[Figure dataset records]
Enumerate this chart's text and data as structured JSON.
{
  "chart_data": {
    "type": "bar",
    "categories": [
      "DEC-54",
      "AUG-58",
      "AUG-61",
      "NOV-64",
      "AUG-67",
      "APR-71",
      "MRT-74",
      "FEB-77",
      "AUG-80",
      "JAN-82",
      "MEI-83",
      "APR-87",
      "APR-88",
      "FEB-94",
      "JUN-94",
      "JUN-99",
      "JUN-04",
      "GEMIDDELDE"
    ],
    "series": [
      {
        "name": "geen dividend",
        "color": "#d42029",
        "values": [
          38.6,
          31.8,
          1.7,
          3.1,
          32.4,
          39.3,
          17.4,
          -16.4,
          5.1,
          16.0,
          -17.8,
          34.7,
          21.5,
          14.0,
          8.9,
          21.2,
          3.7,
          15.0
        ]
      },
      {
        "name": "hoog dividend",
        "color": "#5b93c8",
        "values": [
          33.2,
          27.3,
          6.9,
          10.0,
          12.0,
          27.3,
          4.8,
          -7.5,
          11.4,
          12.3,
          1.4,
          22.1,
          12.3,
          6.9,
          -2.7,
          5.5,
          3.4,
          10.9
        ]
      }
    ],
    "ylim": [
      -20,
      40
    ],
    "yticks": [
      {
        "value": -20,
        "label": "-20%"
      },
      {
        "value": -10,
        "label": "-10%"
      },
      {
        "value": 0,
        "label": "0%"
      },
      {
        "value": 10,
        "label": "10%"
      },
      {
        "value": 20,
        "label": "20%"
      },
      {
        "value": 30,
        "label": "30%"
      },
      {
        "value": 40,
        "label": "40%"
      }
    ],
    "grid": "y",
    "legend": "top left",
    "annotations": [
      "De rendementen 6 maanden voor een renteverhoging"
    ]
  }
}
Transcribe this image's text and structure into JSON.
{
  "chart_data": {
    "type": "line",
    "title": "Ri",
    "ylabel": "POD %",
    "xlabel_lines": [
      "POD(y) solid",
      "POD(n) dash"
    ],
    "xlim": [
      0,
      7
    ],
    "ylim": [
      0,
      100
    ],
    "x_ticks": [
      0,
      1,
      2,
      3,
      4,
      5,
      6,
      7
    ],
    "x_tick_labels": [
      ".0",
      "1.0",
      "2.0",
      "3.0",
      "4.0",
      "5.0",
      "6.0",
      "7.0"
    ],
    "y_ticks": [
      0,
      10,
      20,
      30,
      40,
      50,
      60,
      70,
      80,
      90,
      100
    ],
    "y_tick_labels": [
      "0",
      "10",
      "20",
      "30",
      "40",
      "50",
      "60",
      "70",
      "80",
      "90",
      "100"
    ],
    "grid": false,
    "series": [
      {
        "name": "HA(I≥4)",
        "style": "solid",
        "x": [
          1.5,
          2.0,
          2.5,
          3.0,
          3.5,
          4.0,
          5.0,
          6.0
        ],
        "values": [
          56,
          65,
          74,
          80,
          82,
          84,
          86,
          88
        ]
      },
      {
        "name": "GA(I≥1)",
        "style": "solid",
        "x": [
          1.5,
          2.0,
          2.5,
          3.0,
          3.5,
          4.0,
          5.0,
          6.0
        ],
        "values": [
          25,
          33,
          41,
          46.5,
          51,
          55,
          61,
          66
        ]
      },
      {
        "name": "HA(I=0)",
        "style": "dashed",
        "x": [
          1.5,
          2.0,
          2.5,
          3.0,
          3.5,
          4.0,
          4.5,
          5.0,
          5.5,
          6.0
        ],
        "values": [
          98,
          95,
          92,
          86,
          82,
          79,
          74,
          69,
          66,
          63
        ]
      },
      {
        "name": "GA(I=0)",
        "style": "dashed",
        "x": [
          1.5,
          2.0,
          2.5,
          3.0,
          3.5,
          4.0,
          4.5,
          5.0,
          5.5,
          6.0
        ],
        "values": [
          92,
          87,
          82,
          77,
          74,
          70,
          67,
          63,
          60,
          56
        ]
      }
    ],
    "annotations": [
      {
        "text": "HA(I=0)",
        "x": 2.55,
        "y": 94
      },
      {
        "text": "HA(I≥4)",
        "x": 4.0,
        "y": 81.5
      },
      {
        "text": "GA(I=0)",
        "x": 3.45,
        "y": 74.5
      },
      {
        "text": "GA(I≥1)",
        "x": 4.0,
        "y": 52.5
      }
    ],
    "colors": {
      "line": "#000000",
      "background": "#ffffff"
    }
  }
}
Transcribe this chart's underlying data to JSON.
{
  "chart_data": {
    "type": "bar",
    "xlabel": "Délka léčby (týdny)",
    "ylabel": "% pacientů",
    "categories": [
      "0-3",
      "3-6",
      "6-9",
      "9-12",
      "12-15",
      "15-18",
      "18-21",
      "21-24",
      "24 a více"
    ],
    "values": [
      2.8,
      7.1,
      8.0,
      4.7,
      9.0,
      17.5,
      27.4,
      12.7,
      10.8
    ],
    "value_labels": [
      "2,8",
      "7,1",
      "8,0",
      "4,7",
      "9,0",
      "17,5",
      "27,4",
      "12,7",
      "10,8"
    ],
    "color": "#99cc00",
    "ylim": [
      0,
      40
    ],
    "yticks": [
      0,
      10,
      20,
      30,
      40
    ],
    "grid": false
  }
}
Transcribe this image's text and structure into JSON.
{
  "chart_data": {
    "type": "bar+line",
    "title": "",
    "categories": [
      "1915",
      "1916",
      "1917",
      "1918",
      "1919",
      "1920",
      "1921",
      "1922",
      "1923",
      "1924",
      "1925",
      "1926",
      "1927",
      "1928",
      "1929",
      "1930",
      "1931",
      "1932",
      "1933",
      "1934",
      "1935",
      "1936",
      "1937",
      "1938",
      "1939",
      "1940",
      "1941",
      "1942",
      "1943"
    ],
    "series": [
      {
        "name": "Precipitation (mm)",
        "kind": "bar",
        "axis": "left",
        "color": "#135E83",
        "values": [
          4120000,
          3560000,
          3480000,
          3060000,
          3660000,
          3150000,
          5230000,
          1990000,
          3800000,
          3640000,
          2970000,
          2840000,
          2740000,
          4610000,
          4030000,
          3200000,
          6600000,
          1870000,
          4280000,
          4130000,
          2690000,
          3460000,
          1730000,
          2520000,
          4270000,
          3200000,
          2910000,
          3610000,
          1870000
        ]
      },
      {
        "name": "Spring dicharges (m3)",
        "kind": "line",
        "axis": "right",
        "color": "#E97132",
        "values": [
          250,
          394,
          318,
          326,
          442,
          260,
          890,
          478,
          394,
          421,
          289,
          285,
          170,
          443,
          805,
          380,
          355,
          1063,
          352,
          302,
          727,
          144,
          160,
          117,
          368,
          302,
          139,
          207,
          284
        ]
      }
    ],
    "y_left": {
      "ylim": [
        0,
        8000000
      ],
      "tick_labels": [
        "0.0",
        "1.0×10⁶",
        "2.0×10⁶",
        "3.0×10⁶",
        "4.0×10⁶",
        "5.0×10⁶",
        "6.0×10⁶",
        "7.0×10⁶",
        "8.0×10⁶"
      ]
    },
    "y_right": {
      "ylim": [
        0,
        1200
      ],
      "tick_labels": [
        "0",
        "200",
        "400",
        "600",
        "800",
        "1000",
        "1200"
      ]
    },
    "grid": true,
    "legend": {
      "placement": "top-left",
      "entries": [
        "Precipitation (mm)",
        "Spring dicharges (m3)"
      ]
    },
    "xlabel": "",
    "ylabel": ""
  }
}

What is being asked: Transcribe all the entries, keeping each one exactly as it is.

Problem solution:
Enumerate this chart's text and data as structured JSON.
{
  "chart_data": {
    "type": "bar",
    "categories": [
      "DEC-54",
      "AUG-58",
      "AUG-61",
      "NOV-64",
      "AUG-67",
      "APR-71",
      "MRT-74",
      "FEB-77",
      "AUG-80",
      "JAN-82",
      "MEI-83",
      "APR-87",
      "APR-88",
      "FEB-94",
      "JUN-94",
      "JUN-99",
      "JUN-04",
      "GEMIDDELDE"
    ],
    "series": [
      {
        "name": "geen dividend",
        "color": "#d42029",
        "values": [
          38.6,
          31.8,
          1.7,
          3.1,
          32.4,
          39.3,
          17.4,
          -16.4,
          5.1,
          16.0,
          -17.8,
          34.7,
          21.5,
          14.0,
          8.9,
          21.2,
          3.7,
          15.0
        ]
      },
      {
        "name": "hoog dividend",
        "color": "#5b93c8",
        "values": [
          33.2,
          27.3,
          6.9,
          10.0,
          12.0,
          27.3,
          4.8,
          -7.5,
          11.4,
          12.3,
          1.4,
          22.1,
          12.3,
          6.9,
          -2.7,
          5.5,
          3.4,
          10.9
        ]
      }
    ],
    "ylim": [
      -20,
      40
    ],
    "yticks": [
      {
        "value": -20,
        "label": "-20%"
      },
      {
        "value": -10,
        "label": "-10%"
      },
      {
        "value": 0,
        "label": "0%"
      },
      {
        "value": 10,
        "label": "10%"
      },
      {
        "value": 20,
        "label": "20%"
      },
      {
        "value": 30,
        "label": "30%"
      },
      {
        "value": 40,
        "label": "40%"
      }
    ],
    "grid": "y",
    "legend": "top left",
    "annotations": [
      "De rendementen 6 maanden voor een renteverhoging"
    ]
  }
}
Transcribe this image's text and structure into JSON.
{
  "chart_data": {
    "type": "line",
    "title": "Ri",
    "ylabel": "POD %",
    "xlabel_lines": [
      "POD(y) solid",
      "POD(n) dash"
    ],
    "xlim": [
      0,
      7
    ],
    "ylim": [
      0,
      100
    ],
    "x_ticks": [
      0,
      1,
      2,
      3,
      4,
      5,
      6,
      7
    ],
    "x_tick_labels": [
      ".0",
      "1.0",
      "2.0",
      "3.0",
      "4.0",
      "5.0",
      "6.0",
      "7.0"
    ],
    "y_ticks": [
      0,
      10,
      20,
      30,
      40,
      50,
      60,
      70,
      80,
      90,
      100
    ],
    "y_tick_labels": [
      "0",
      "10",
      "20",
      "30",
      "40",
      "50",
      "60",
      "70",
      "80",
      "90",
      "100"
    ],
    "grid": false,
    "series": [
      {
        "name": "HA(I≥4)",
        "style": "solid",
        "x": [
          1.5,
          2.0,
          2.5,
          3.0,
          3.5,
          4.0,
          5.0,
          6.0
        ],
        "values": [
          56,
          65,
          74,
          80,
          82,
          84,
          86,
          88
        ]
      },
      {
        "name": "GA(I≥1)",
        "style": "solid",
        "x": [
          1.5,
          2.0,
          2.5,
          3.0,
          3.5,
          4.0,
          5.0,
          6.0
        ],
        "values": [
          25,
          33,
          41,
          46.5,
          51,
          55,
          61,
          66
        ]
      },
      {
        "name": "HA(I=0)",
        "style": "dashed",
        "x": [
          1.5,
          2.0,
          2.5,
          3.0,
          3.5,
          4.0,
          4.5,
          5.0,
          5.5,
          6.0
        ],
        "values": [
          98,
          95,
          92,
          86,
          82,
          79,
          74,
          69,
          66,
          63
        ]
      },
      {
        "name": "GA(I=0)",
        "style": "dashed",
        "x": [
          1.5,
          2.0,
          2.5,
          3.0,
          3.5,
          4.0,
          4.5,
          5.0,
          5.5,
          6.0
        ],
        "values": [
          92,
          87,
          82,
          77,
          74,
          70,
          67,
          63,
          60,
          56
        ]
      }
    ],
    "annotations": [
      {
        "text": "HA(I=0)",
        "x": 2.55,
        "y": 94
      },
      {
        "text": "HA(I≥4)",
        "x": 4.0,
        "y": 81.5
      },
      {
        "text": "GA(I=0)",
        "x": 3.45,
        "y": 74.5
      },
      {
        "text": "GA(I≥1)",
        "x": 4.0,
        "y": 52.5
      }
    ],
    "colors": {
      "line": "#000000",
      "background": "#ffffff"
    }
  }
}
Transcribe this chart's underlying data to JSON.
{
  "chart_data": {
    "type": "bar",
    "xlabel": "Délka léčby (týdny)",
    "ylabel": "% pacientů",
    "categories": [
      "0-3",
      "3-6",
      "6-9",
      "9-12",
      "12-15",
      "15-18",
      "18-21",
      "21-24",
      "24 a více"
    ],
    "values": [
      2.8,
      7.1,
      8.0,
      4.7,
      9.0,
      17.5,
      27.4,
      12.7,
      10.8
    ],
    "value_labels": [
      "2,8",
      "7,1",
      "8,0",
      "4,7",
      "9,0",
      "17,5",
      "27,4",
      "12,7",
      "10,8"
    ],
    "color": "#99cc00",
    "ylim": [
      0,
      40
    ],
    "yticks": [
      0,
      10,
      20,
      30,
      40
    ],
    "grid": false
  }
}
Transcribe this image's text and structure into JSON.
{
  "chart_data": {
    "type": "bar+line",
    "title": "",
    "categories": [
      "1915",
      "1916",
      "1917",
      "1918",
      "1919",
      "1920",
      "1921",
      "1922",
      "1923",
      "1924",
      "1925",
      "1926",
      "1927",
      "1928",
      "1929",
      "1930",
      "1931",
      "1932",
      "1933",
      "1934",
      "1935",
      "1936",
      "1937",
      "1938",
      "1939",
      "1940",
      "1941",
      "1942",
      "1943"
    ],
    "series": [
      {
        "name": "Precipitation (mm)",
        "kind": "bar",
        "axis": "left",
        "color": "#135E83",
        "values": [
          4120000,
          3560000,
          3480000,
          3060000,
          3660000,
          3150000,
          5230000,
          1990000,
          3800000,
          3640000,
          2970000,
          2840000,
          2740000,
          4610000,
          4030000,
          3200000,
          6600000,
          1870000,
          4280000,
          4130000,
          2690000,
          3460000,
          1730000,
          2520000,
          4270000,
          3200000,
          2910000,
          3610000,
          1870000
        ]
      },
      {
        "name": "Spring dicharges (m3)",
        "kind": "line",
        "axis": "right",
        "color": "#E97132",
        "values": [
          250,
          394,
          318,
          326,
          442,
          260,
          890,
          478,
          394,
          421,
          289,
          285,
          170,
          443,
          805,
          380,
          355,
          1063,
          352,
          302,
          727,
          144,
          160,
          117,
          368,
          302,
          139,
          207,
          284
        ]
      }
    ],
    "y_left": {
      "ylim": [
        0,
        8000000
      ],
      "tick_labels": [
        "0.0",
        "1.0×10⁶",
        "2.0×10⁶",
        "3.0×10⁶",
        "4.0×10⁶",
        "5.0×10⁶",
        "6.0×10⁶",
        "7.0×10⁶",
        "8.0×10⁶"
      ]
    },
    "y_right": {
      "ylim": [
        0,
        1200
      ],
      "tick_labels": [
        "0",
        "200",
        "400",
        "600",
        "800",
        "1000",
        "1200"
      ]
    },
    "grid": true,
    "legend": {
      "placement": "top-left",
      "entries": [
        "Precipitation (mm)",
        "Spring dicharges (m3)"
      ]
    },
    "xlabel": "",
    "ylabel": ""
  }
}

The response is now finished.